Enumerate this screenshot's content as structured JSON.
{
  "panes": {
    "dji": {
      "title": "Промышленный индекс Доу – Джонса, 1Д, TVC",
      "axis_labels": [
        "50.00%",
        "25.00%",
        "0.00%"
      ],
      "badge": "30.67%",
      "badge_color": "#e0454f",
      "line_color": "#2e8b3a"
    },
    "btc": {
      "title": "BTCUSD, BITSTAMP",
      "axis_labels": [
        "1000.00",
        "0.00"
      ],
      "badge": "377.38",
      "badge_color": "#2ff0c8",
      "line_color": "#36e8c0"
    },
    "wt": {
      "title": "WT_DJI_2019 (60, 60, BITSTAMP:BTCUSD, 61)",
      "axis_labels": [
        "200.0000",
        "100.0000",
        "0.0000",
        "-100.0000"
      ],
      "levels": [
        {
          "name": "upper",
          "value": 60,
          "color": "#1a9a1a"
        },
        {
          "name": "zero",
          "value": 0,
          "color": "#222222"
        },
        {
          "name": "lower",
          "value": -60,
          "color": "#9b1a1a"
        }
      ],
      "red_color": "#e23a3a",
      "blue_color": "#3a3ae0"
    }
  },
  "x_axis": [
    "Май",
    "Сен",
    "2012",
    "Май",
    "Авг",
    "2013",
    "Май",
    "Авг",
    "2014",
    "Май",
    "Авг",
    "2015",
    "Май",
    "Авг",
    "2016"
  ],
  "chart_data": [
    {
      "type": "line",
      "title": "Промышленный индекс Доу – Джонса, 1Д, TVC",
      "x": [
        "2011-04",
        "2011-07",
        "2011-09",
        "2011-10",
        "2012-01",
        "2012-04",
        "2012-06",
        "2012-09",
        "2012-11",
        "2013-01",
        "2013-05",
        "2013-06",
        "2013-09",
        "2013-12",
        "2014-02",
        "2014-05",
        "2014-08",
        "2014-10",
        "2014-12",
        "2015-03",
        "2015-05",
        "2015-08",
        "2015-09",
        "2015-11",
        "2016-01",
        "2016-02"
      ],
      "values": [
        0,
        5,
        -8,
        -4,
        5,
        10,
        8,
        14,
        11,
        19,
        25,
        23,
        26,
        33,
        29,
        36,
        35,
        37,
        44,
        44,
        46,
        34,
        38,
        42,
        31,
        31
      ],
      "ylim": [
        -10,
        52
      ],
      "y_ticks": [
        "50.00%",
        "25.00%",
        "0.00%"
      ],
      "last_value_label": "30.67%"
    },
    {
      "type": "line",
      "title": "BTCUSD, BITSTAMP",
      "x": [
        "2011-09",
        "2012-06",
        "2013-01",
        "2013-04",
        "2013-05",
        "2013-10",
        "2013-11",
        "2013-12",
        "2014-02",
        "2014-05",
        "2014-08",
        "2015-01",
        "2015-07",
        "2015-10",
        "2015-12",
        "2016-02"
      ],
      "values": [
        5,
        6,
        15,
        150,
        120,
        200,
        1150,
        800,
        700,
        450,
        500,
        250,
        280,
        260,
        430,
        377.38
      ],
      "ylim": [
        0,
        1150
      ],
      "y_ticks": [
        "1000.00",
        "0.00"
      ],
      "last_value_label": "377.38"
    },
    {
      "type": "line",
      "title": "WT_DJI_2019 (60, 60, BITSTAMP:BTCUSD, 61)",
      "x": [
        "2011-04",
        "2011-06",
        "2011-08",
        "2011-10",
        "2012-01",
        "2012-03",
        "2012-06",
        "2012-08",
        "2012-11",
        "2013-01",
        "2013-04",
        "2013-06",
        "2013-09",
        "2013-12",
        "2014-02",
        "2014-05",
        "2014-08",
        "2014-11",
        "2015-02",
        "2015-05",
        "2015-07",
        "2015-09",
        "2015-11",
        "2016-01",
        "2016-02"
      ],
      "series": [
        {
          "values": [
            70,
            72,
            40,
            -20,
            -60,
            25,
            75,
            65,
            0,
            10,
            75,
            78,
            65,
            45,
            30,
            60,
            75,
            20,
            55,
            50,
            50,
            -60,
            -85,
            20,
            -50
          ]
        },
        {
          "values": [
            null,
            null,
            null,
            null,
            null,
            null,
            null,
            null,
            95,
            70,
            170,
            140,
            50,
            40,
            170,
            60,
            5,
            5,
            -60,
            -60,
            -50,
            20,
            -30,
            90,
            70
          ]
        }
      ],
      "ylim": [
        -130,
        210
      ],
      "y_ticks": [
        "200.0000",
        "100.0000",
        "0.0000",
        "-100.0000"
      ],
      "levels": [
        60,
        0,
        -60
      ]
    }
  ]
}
====
# [Short exercise]
Return the material exactly as it stands.

# [Completed task]
Enumerate this screenshot's content as structured JSON.
{
  "panes": {
    "dji": {
      "title": "Промышленный индекс Доу – Джонса, 1Д, TVC",
      "axis_labels": [
        "50.00%",
        "25.00%",
        "0.00%"
      ],
      "badge": "30.67%",
      "badge_color": "#e0454f",
      "line_color": "#2e8b3a"
    },
    "btc": {
      "title": "BTCUSD, BITSTAMP",
      "axis_labels": [
        "1000.00",
        "0.00"
      ],
      "badge": "377.38",
      "badge_color": "#2ff0c8",
      "line_color": "#36e8c0"
    },
    "wt": {
      "title": "WT_DJI_2019 (60, 60, BITSTAMP:BTCUSD, 61)",
      "axis_labels": [
        "200.0000",
        "100.0000",
        "0.0000",
        "-100.0000"
      ],
      "levels": [
        {
          "name": "upper",
          "value": 60,
          "color": "#1a9a1a"
        },
        {
          "name": "zero",
          "value": 0,
          "color": "#222222"
        },
        {
          "name": "lower",
          "value": -60,
          "color": "#9b1a1a"
        }
      ],
      "red_color": "#e23a3a",
      "blue_color": "#3a3ae0"
    }
  },
  "x_axis": [
    "Май",
    "Сен",
    "2012",
    "Май",
    "Авг",
    "2013",
    "Май",
    "Авг",
    "2014",
    "Май",
    "Авг",
    "2015",
    "Май",
    "Авг",
    "2016"
  ],
  "chart_data": [
    {
      "type": "line",
      "title": "Промышленный индекс Доу – Джонса, 1Д, TVC",
      "x": [
        "2011-04",
        "2011-07",
        "2011-09",
        "2011-10",
        "2012-01",
        "2012-04",
        "2012-06",
        "2012-09",
        "2012-11",
        "2013-01",
        "2013-05",
        "2013-06",
        "2013-09",
        "2013-12",
        "2014-02",
        "2014-05",
        "2014-08",
        "2014-10",
        "2014-12",
        "2015-03",
        "2015-05",
        "2015-08",
        "2015-09",
        "2015-11",
        "2016-01",
        "2016-02"
      ],
      "values": [
        0,
        5,
        -8,
        -4,
        5,
        10,
        8,
        14,
        11,
        19,
        25,
        23,
        26,
        33,
        29,
        36,
        35,
        37,
        44,
        44,
        46,
        34,
        38,
        42,
        31,
        31
      ],
      "ylim": [
        -10,
        52
      ],
      "y_ticks": [
        "50.00%",
        "25.00%",
        "0.00%"
      ],
      "last_value_label": "30.67%"
    },
    {
      "type": "line",
      "title": "BTCUSD, BITSTAMP",
      "x": [
        "2011-09",
        "2012-06",
        "2013-01",
        "2013-04",
        "2013-05",
        "2013-10",
        "2013-11",
        "2013-12",
        "2014-02",
        "2014-05",
        "2014-08",
        "2015-01",
        "2015-07",
        "2015-10",
        "2015-12",
        "2016-02"
      ],
      "values": [
        5,
        6,
        15,
        150,
        120,
        200,
        1150,
        800,
        700,
        450,
        500,
        250,
        280,
        260,
        430,
        377.38
      ],
      "ylim": [
        0,
        1150
      ],
      "y_ticks": [
        "1000.00",
        "0.00"
      ],
      "last_value_label": "377.38"
    },
    {
      "type": "line",
      "title": "WT_DJI_2019 (60, 60, BITSTAMP:BTCUSD, 61)",
      "x": [
        "2011-04",
        "2011-06",
        "2011-08",
        "2011-10",
        "2012-01",
        "2012-03",
        "2012-06",
        "2012-08",
        "2012-11",
        "2013-01",
        "2013-04",
        "2013-06",
        "2013-09",
        "2013-12",
        "2014-02",
        "2014-05",
        "2014-08",
        "2014-11",
        "2015-02",
        "2015-05",
        "2015-07",
        "2015-09",
        "2015-11",
        "2016-01",
        "2016-02"
      ],
      "series": [
        {
          "values": [
            70,
            72,
            40,
            -20,
            -60,
            25,
            75,
            65,
            0,
            10,
            75,
            78,
            65,
            45,
            30,
            60,
            75,
            20,
            55,
            50,
            50,
            -60,
            -85,
            20,
            -50
          ]
        },
        {
          "values": [
            null,
            null,
            null,
            null,
            null,
            null,
            null,
            null,
            95,
            70,
            170,
            140,
            50,
            40,
            170,
            60,
            5,
            5,
            -60,
            -60,
            -50,
            20,
            -30,
            90,
            70
          ]
        }
      ],
      "ylim": [
        -130,
        210
      ],
      "y_ticks": [
        "200.0000",
        "100.0000",
        "0.0000",
        "-100.0000"
      ],
      "levels": [
        60,
        0,
        -60
      ]
    }
  ]
}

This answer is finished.